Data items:

-=-=-=-=-

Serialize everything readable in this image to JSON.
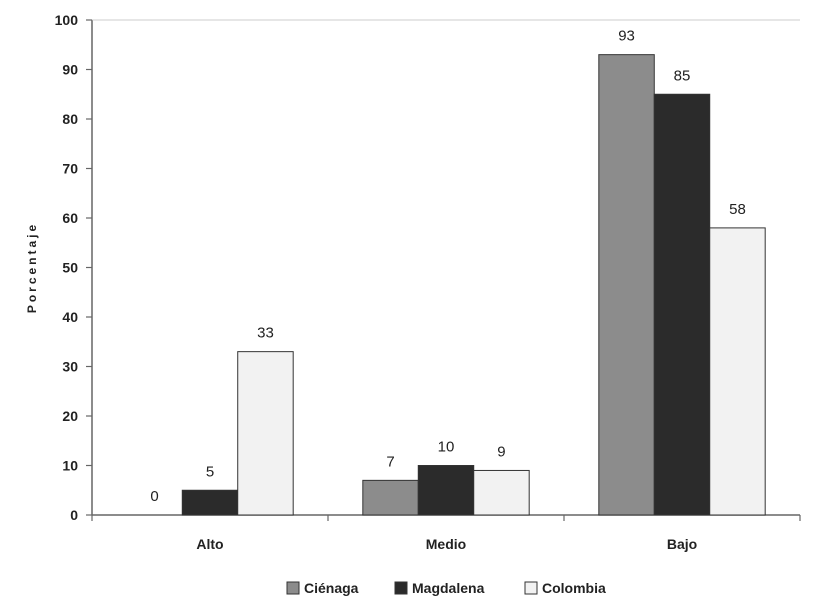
{
  "chart_data": {
    "type": "bar",
    "title": "",
    "xlabel": "",
    "ylabel": "Porcentaje",
    "categories": [
      "Alto",
      "Medio",
      "Bajo"
    ],
    "series": [
      {
        "name": "Ciénaga",
        "values": [
          0,
          7,
          93
        ],
        "color": "#8c8c8c"
      },
      {
        "name": "Magdalena",
        "values": [
          5,
          10,
          85
        ],
        "color": "#2b2b2b"
      },
      {
        "name": "Colombia",
        "values": [
          33,
          9,
          58
        ],
        "color": "#f2f2f2"
      }
    ],
    "ylim": [
      0,
      100
    ],
    "yticks": [
      0,
      10,
      20,
      30,
      40,
      50,
      60,
      70,
      80,
      90,
      100
    ],
    "grid": false,
    "legend_position": "bottom"
  }
}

-=-=-=-=-

TASK TO CARRY OUT:
Copy every line in the entries above that has the string "color" in it.

SOLUTION TO THE PROBLEM:
        "color": "#8c8c8c"
        "color": "#2b2b2b"
        "color": "#f2f2f2"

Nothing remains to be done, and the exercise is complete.